◆ **YOUR TASK**
Reproduce all of the lines below, swapping every occurrence of "Display Settings" for "Screen Settings" and leaving everything else unchanged.

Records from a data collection
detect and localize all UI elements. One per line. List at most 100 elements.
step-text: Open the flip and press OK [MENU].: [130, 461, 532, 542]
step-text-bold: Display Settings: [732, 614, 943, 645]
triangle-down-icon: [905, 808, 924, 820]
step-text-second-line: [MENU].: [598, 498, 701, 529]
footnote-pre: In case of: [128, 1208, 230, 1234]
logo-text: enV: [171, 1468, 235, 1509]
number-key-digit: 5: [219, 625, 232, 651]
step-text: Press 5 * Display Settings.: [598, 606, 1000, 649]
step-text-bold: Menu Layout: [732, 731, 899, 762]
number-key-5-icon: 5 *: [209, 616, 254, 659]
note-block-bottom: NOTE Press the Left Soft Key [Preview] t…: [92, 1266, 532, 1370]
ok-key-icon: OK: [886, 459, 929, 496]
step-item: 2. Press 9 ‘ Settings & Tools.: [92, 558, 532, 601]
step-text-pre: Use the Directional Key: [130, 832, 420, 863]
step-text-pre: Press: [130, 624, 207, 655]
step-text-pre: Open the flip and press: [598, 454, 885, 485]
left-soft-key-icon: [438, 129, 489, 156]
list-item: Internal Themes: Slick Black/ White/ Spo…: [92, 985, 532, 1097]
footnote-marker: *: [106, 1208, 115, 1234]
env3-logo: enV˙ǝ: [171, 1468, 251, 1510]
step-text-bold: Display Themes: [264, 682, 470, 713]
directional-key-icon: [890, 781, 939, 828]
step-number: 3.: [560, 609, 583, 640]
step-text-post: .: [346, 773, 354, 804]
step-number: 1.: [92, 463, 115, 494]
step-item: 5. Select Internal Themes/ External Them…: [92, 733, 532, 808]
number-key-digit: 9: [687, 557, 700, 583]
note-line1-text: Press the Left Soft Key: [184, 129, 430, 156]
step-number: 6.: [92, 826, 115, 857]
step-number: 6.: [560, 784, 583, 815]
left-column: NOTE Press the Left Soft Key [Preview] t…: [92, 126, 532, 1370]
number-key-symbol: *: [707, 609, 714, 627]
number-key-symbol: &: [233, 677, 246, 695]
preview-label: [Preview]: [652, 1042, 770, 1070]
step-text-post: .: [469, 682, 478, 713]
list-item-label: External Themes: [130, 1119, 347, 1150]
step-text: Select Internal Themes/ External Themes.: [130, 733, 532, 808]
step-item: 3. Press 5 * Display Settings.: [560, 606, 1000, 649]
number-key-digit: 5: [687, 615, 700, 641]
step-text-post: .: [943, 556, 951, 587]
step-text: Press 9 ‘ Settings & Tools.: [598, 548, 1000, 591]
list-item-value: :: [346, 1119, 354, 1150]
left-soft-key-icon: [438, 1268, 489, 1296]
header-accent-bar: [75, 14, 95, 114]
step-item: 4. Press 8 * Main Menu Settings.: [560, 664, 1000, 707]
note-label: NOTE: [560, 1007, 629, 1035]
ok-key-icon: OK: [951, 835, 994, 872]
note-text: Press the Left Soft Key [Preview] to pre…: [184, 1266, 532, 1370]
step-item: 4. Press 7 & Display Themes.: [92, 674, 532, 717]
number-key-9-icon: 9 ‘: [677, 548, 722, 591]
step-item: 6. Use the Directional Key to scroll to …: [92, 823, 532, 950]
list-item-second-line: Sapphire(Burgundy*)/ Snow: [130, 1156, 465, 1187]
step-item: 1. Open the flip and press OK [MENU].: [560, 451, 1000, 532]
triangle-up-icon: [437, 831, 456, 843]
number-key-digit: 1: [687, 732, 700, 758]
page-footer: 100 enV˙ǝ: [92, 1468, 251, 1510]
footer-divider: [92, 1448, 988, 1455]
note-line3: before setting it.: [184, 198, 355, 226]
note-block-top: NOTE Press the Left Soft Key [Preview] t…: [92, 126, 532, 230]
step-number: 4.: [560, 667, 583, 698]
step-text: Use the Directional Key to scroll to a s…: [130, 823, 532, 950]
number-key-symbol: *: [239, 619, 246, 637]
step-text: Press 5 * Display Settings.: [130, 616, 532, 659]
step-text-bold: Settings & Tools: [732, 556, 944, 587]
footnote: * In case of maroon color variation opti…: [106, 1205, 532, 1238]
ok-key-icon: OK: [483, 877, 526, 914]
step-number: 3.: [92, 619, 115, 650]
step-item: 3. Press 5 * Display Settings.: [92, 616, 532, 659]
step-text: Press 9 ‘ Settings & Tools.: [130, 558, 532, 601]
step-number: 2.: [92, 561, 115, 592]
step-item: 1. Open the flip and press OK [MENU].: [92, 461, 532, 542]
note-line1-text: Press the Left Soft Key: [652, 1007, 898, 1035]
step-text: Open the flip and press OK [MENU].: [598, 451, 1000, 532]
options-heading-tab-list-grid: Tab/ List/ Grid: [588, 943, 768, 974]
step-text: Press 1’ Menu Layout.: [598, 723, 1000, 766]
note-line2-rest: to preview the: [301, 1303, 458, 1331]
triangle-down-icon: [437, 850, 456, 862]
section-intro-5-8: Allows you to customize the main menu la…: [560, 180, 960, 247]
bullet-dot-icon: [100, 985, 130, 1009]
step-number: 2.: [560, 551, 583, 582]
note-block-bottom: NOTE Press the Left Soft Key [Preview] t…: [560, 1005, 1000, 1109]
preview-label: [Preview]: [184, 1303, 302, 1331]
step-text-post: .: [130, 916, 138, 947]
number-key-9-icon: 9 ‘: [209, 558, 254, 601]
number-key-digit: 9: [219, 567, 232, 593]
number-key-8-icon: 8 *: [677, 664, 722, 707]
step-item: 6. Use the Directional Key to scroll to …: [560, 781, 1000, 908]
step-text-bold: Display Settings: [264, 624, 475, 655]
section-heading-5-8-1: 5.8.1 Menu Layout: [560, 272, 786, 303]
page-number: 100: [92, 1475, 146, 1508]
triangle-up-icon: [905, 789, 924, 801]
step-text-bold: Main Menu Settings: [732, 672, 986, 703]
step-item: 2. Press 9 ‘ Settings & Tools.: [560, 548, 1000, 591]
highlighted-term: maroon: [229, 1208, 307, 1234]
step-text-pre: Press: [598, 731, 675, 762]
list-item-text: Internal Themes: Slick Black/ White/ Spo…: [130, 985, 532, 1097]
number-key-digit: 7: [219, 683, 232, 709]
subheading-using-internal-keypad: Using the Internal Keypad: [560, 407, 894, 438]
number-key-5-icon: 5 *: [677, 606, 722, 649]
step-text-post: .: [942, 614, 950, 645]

◆ **FINAL RESULT**
detect and localize all UI elements. One per line. List at most 100 elements.
step-text: Open the flip and press OK [MENU].: [130, 461, 532, 542]
step-text-bold: Screen Settings: [732, 614, 943, 645]
triangle-down-icon: [905, 808, 924, 820]
step-text-second-line: [MENU].: [598, 498, 701, 529]
footnote-pre: In case of: [128, 1208, 230, 1234]
logo-text: enV: [171, 1468, 235, 1509]
number-key-digit: 5: [219, 625, 232, 651]
step-text: Press 5 * Screen Settings.: [598, 606, 1000, 649]
step-text-bold: Menu Layout: [732, 731, 899, 762]
number-key-5-icon: 5 *: [209, 616, 254, 659]
note-block-bottom: NOTE Press the Left Soft Key [Preview] t…: [92, 1266, 532, 1370]
ok-key-icon: OK: [886, 459, 929, 496]
step-item: 2. Press 9 ‘ Settings & Tools.: [92, 558, 532, 601]
step-text-pre: Use the Directional Key: [130, 832, 420, 863]
step-text-pre: Press: [130, 624, 207, 655]
step-text-pre: Open the flip and press: [598, 454, 885, 485]
left-soft-key-icon: [438, 129, 489, 156]
list-item: Internal Themes: Slick Black/ White/ Spo…: [92, 985, 532, 1097]
footnote-marker: *: [106, 1208, 115, 1234]
env3-logo: enV˙ǝ: [171, 1468, 251, 1510]
step-text-bold: Display Themes: [264, 682, 470, 713]
directional-key-icon: [890, 781, 939, 828]
step-number: 3.: [560, 609, 583, 640]
step-text-post: .: [346, 773, 354, 804]
step-number: 1.: [92, 463, 115, 494]
step-item: 5. Select Internal Themes/ External Them…: [92, 733, 532, 808]
number-key-digit: 9: [687, 557, 700, 583]
note-line1-text: Press the Left Soft Key: [184, 129, 430, 156]
step-number: 6.: [92, 826, 115, 857]
step-number: 6.: [560, 784, 583, 815]
left-column: NOTE Press the Left Soft Key [Preview] t…: [92, 126, 532, 1370]
number-key-symbol: *: [707, 609, 714, 627]
number-key-symbol: &: [233, 677, 246, 695]
preview-label: [Preview]: [652, 1042, 770, 1070]
step-text-post: .: [469, 682, 478, 713]
list-item-label: External Themes: [130, 1119, 347, 1150]
step-text: Select Internal Themes/ External Themes.: [130, 733, 532, 808]
step-item: 3. Press 5 * Screen Settings.: [560, 606, 1000, 649]
number-key-digit: 5: [687, 615, 700, 641]
step-text-post: .: [943, 556, 951, 587]
step-text: Press 9 ‘ Settings & Tools.: [598, 548, 1000, 591]
list-item-value: :: [346, 1119, 354, 1150]
left-soft-key-icon: [438, 1268, 489, 1296]
header-accent-bar: [75, 14, 95, 114]
step-item: 4. Press 8 * Main Menu Settings.: [560, 664, 1000, 707]
note-label: NOTE: [560, 1007, 629, 1035]
ok-key-icon: OK: [951, 835, 994, 872]
note-text: Press the Left Soft Key [Preview] to pre…: [184, 1266, 532, 1370]
step-item: 4. Press 7 & Display Themes.: [92, 674, 532, 717]
number-key-9-icon: 9 ‘: [677, 548, 722, 591]
step-item: 6. Use the Directional Key to scroll to …: [92, 823, 532, 950]
list-item-second-line: Sapphire(Burgundy*)/ Snow: [130, 1156, 465, 1187]
step-item: 1. Open the flip and press OK [MENU].: [560, 451, 1000, 532]
triangle-up-icon: [437, 831, 456, 843]
number-key-digit: 1: [687, 732, 700, 758]
page-footer: 100 enV˙ǝ: [92, 1468, 251, 1510]
footer-divider: [92, 1448, 988, 1455]
note-line3: before setting it.: [184, 198, 355, 226]
note-block-top: NOTE Press the Left Soft Key [Preview] t…: [92, 126, 532, 230]
step-number: 4.: [560, 667, 583, 698]
step-text: Use the Directional Key to scroll to a s…: [130, 823, 532, 950]
number-key-symbol: *: [239, 619, 246, 637]
step-text: Press 5 * Screen Settings.: [130, 616, 532, 659]
step-text-bold: Settings & Tools: [732, 556, 944, 587]
footnote: * In case of maroon color variation opti…: [106, 1205, 532, 1238]
ok-key-icon: OK: [483, 877, 526, 914]
step-number: 3.: [92, 619, 115, 650]
step-item: 3. Press 5 * Screen Settings.: [92, 616, 532, 659]
step-text: Press 9 ‘ Settings & Tools.: [130, 558, 532, 601]
step-number: 2.: [92, 561, 115, 592]
step-item: 1. Open the flip and press OK [MENU].: [92, 461, 532, 542]
note-line1-text: Press the Left Soft Key: [652, 1007, 898, 1035]
step-text: Open the flip and press OK [MENU].: [598, 451, 1000, 532]
options-heading-tab-list-grid: Tab/ List/ Grid: [588, 943, 768, 974]
step-text: Press 1’ Menu Layout.: [598, 723, 1000, 766]
note-line2-rest: to preview the: [301, 1303, 458, 1331]
triangle-down-icon: [437, 850, 456, 862]
section-intro-5-8: Allows you to customize the main menu la…: [560, 180, 960, 247]
bullet-dot-icon: [100, 985, 130, 1009]
step-number: 2.: [560, 551, 583, 582]
note-block-bottom: NOTE Press the Left Soft Key [Preview] t…: [560, 1005, 1000, 1109]
preview-label: [Preview]: [184, 1303, 302, 1331]
step-text-post: .: [130, 916, 138, 947]
number-key-9-icon: 9 ‘: [209, 558, 254, 601]
number-key-digit: 9: [219, 567, 232, 593]
number-key-8-icon: 8 *: [677, 664, 722, 707]
step-item: 6. Use the Directional Key to scroll to …: [560, 781, 1000, 908]
step-text-bold: Screen Settings: [264, 624, 475, 655]
section-heading-5-8-1: 5.8.1 Menu Layout: [560, 272, 786, 303]
page-number: 100: [92, 1475, 146, 1508]
triangle-up-icon: [905, 789, 924, 801]
step-text-bold: Main Menu Settings: [732, 672, 986, 703]
step-item: 2. Press 9 ‘ Settings & Tools.: [560, 548, 1000, 591]
highlighted-term: maroon: [229, 1208, 307, 1234]
step-text-pre: Press: [598, 731, 675, 762]
list-item-text: Internal Themes: Slick Black/ White/ Spo…: [130, 985, 532, 1097]
number-key-digit: 7: [219, 683, 232, 709]
subheading-using-internal-keypad: Using the Internal Keypad: [560, 407, 894, 438]
number-key-5-icon: 5 *: [677, 606, 722, 649]
step-text-post: .: [942, 614, 950, 645]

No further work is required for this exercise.